WHAT YOU NEED TO DO: Rewrite the entries from the first line up to and including the line with "message-text-line: actually saved", substituting "time" for "timestamp" and leaving everything else unchanged.

SUPPLIED RECORDS:
+ + +
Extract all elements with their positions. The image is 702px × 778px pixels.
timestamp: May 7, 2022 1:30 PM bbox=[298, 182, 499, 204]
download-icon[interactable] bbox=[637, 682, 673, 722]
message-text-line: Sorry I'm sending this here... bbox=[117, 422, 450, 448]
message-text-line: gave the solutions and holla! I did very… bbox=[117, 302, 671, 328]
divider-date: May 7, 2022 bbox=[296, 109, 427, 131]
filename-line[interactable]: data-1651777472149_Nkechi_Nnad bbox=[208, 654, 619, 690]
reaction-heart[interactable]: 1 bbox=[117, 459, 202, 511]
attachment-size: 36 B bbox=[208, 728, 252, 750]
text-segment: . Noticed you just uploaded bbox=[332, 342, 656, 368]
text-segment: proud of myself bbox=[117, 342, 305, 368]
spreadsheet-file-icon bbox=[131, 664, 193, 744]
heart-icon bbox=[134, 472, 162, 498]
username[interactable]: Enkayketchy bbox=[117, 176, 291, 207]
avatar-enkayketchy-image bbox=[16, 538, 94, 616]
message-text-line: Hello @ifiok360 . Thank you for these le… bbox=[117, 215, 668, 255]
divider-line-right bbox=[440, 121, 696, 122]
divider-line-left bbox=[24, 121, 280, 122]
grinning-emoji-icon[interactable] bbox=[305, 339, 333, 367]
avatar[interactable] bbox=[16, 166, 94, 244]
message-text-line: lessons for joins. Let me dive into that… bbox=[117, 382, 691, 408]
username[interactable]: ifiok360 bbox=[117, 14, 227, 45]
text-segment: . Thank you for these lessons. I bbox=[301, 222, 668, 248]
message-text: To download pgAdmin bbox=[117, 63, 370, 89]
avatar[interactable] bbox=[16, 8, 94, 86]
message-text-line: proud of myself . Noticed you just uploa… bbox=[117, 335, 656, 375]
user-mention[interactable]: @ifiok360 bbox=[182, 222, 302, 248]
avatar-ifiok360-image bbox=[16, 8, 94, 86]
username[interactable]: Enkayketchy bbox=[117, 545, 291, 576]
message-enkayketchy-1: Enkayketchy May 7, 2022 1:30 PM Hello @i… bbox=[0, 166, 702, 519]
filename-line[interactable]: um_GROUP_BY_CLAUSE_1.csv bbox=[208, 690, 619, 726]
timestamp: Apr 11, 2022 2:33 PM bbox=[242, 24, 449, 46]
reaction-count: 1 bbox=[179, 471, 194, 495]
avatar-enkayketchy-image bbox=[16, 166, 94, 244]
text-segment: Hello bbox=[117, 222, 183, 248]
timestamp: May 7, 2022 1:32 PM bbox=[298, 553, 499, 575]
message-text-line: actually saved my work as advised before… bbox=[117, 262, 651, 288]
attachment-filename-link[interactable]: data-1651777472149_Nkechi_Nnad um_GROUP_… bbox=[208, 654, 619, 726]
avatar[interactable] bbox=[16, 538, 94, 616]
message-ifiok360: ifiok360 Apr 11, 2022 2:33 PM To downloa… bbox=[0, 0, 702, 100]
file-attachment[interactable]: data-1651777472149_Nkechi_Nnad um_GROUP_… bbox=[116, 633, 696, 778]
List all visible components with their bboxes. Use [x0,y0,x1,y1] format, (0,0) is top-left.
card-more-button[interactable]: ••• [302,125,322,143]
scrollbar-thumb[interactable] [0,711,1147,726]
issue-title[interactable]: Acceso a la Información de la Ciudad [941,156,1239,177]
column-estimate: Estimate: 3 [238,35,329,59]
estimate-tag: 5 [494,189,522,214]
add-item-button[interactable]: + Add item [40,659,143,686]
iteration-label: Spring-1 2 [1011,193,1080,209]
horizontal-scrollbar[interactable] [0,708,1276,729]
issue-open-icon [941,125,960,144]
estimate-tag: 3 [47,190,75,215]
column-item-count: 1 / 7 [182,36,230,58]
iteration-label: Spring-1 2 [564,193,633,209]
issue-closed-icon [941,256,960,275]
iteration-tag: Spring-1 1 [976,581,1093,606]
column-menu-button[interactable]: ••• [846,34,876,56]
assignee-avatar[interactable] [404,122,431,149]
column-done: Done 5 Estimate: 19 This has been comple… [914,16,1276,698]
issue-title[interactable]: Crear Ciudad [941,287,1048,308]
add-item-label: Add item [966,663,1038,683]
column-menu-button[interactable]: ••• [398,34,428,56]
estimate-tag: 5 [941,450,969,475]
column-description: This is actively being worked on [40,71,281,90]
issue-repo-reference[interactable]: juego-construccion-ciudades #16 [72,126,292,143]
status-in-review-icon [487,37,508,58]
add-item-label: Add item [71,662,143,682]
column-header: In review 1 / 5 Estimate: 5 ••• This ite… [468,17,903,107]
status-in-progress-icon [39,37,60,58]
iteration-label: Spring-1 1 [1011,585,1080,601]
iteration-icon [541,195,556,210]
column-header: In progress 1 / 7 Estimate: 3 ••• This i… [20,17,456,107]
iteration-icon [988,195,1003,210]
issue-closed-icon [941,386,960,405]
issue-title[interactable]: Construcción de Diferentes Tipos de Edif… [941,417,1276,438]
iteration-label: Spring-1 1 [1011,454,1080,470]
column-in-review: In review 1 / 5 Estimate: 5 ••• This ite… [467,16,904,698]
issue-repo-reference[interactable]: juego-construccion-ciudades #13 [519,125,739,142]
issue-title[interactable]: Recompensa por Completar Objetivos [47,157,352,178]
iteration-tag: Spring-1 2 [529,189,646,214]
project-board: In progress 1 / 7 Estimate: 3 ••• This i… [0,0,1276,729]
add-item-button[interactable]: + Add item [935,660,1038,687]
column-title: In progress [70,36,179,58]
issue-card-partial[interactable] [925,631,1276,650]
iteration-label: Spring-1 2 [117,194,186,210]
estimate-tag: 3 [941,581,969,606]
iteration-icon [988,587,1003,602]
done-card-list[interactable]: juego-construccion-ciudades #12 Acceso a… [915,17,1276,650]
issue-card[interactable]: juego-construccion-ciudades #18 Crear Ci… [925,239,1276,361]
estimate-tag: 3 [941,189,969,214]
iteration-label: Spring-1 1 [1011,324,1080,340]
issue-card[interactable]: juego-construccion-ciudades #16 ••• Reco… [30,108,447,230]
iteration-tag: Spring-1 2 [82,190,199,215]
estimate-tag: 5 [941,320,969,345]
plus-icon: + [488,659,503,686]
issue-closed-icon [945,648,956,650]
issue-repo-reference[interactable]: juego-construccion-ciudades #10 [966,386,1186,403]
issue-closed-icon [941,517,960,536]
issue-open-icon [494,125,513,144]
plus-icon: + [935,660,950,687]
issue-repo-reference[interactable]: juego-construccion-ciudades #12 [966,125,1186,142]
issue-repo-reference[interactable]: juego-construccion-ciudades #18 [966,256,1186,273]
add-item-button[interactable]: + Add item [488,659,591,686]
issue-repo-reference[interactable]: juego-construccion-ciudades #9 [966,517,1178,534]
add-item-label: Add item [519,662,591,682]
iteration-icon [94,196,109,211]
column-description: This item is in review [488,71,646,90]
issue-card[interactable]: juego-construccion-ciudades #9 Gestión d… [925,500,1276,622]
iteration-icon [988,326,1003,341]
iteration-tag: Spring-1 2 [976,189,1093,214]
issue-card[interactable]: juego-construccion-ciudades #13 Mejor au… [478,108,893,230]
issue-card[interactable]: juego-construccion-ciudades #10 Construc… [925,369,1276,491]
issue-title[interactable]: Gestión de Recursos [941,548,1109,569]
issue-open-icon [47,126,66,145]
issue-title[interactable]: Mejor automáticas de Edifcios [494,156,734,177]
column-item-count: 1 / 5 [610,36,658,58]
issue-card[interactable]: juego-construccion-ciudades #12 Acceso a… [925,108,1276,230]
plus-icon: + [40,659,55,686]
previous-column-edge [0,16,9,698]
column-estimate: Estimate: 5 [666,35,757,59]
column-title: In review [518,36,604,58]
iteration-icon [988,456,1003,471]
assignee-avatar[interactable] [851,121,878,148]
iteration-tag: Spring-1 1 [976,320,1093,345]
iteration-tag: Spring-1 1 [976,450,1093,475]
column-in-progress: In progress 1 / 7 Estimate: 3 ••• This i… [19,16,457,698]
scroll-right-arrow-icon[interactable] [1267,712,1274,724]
+ + +
CORRECT RESULT:
Extract all elements with their positions. The image is 702px × 778px pixels.
time: May 7, 2022 1:30 PM bbox=[298, 182, 499, 204]
download-icon[interactable] bbox=[637, 682, 673, 722]
message-text-line: Sorry I'm sending this here... bbox=[117, 422, 450, 448]
message-text-line: gave the solutions and holla! I did very… bbox=[117, 302, 671, 328]
divider-date: May 7, 2022 bbox=[296, 109, 427, 131]
filename-line[interactable]: data-1651777472149_Nkechi_Nnad bbox=[208, 654, 619, 690]
reaction-heart[interactable]: 1 bbox=[117, 459, 202, 511]
attachment-size: 36 B bbox=[208, 728, 252, 750]
text-segment: . Noticed you just uploaded bbox=[332, 342, 656, 368]
text-segment: proud of myself bbox=[117, 342, 305, 368]
spreadsheet-file-icon bbox=[131, 664, 193, 744]
heart-icon bbox=[134, 472, 162, 498]
username[interactable]: Enkayketchy bbox=[117, 176, 291, 207]
avatar-enkayketchy-image bbox=[16, 538, 94, 616]
message-text-line: Hello @ifiok360 . Thank you for these le… bbox=[117, 215, 668, 255]
divider-line-right bbox=[440, 121, 696, 122]
divider-line-left bbox=[24, 121, 280, 122]
grinning-emoji-icon[interactable] bbox=[305, 339, 333, 367]
avatar[interactable] bbox=[16, 166, 94, 244]
message-text-line: lessons for joins. Let me dive into that… bbox=[117, 382, 691, 408]
username[interactable]: ifiok360 bbox=[117, 14, 227, 45]
text-segment: . Thank you for these lessons. I bbox=[301, 222, 668, 248]
message-text: To download pgAdmin bbox=[117, 63, 370, 89]
avatar[interactable] bbox=[16, 8, 94, 86]
message-text-line: proud of myself . Noticed you just uploa… bbox=[117, 335, 656, 375]
user-mention[interactable]: @ifiok360 bbox=[182, 222, 302, 248]
avatar-ifiok360-image bbox=[16, 8, 94, 86]
username[interactable]: Enkayketchy bbox=[117, 545, 291, 576]
message-enkayketchy-1: Enkayketchy May 7, 2022 1:30 PM Hello @i… bbox=[0, 166, 702, 519]
filename-line[interactable]: um_GROUP_BY_CLAUSE_1.csv bbox=[208, 690, 619, 726]
time: Apr 11, 2022 2:33 PM bbox=[242, 24, 449, 46]
reaction-count: 1 bbox=[179, 471, 194, 495]
avatar-enkayketchy-image bbox=[16, 166, 94, 244]
text-segment: Hello bbox=[117, 222, 183, 248]
time: May 7, 2022 1:32 PM bbox=[298, 553, 499, 575]
message-text-line: actually saved my work as advised before… bbox=[117, 262, 651, 288]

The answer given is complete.